- _Exercise instructions_
Present every line in which the string "petanya" appears.
################
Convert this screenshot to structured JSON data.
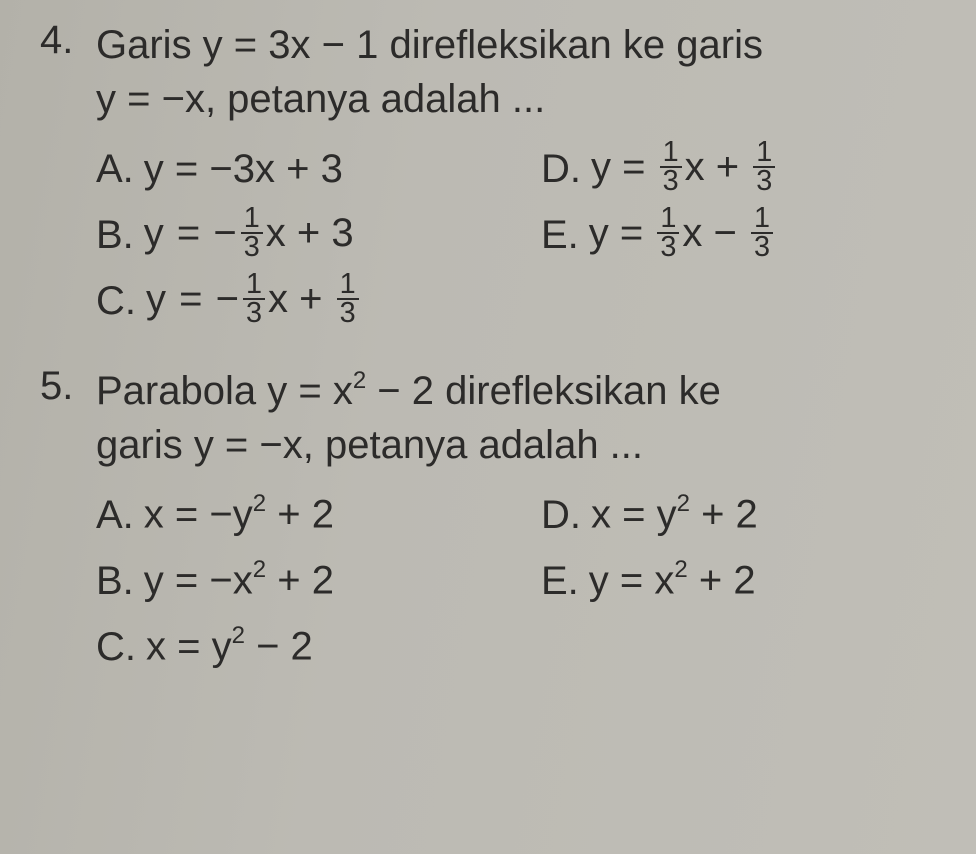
{
  "questions": [
    {
      "number": "4.",
      "stem_line1": "Garis y = 3x − 1 direfleksikan ke garis",
      "stem_line2": "y = −x, petanya adalah ...",
      "choices": {
        "A": {
          "label": "A.",
          "prefix": "y = −3x + 3"
        },
        "D": {
          "label": "D.",
          "prefix": "y = ",
          "frac1_num": "1",
          "frac1_den": "3",
          "mid": "x + ",
          "frac2_num": "1",
          "frac2_den": "3"
        },
        "B": {
          "label": "B.",
          "prefix": "y = −",
          "frac1_num": "1",
          "frac1_den": "3",
          "mid": "x + 3"
        },
        "E": {
          "label": "E.",
          "prefix": "y = ",
          "frac1_num": "1",
          "frac1_den": "3",
          "mid": "x − ",
          "frac2_num": "1",
          "frac2_den": "3"
        },
        "C": {
          "label": "C.",
          "prefix": "y = −",
          "frac1_num": "1",
          "frac1_den": "3",
          "mid": "x + ",
          "frac2_num": "1",
          "frac2_den": "3"
        }
      }
    },
    {
      "number": "5.",
      "stem_line1_pre": "Parabola y = x",
      "stem_line1_sup": "2",
      "stem_line1_post": " − 2 direfleksikan ke",
      "stem_line2": "garis y = −x, petanya adalah ...",
      "choices": {
        "A": {
          "label": "A.",
          "pre": "x = −y",
          "sup": "2",
          "post": " + 2"
        },
        "D": {
          "label": "D.",
          "pre": "x = y",
          "sup": "2",
          "post": " + 2"
        },
        "B": {
          "label": "B.",
          "pre": "y = −x",
          "sup": "2",
          "post": " + 2"
        },
        "E": {
          "label": "E.",
          "pre": "y = x",
          "sup": "2",
          "post": " + 2"
        },
        "C": {
          "label": "C.",
          "pre": "x = y",
          "sup": "2",
          "post": " − 2"
        }
      }
    }
  ],
  "colors": {
    "text": "#2c2b2a",
    "background": "#b8b6af"
  }
}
################
- _Completed exercise_
      "stem_line2": "y = −x, petanya adalah ...",
      "stem_line2": "garis y = −x, petanya adalah ...",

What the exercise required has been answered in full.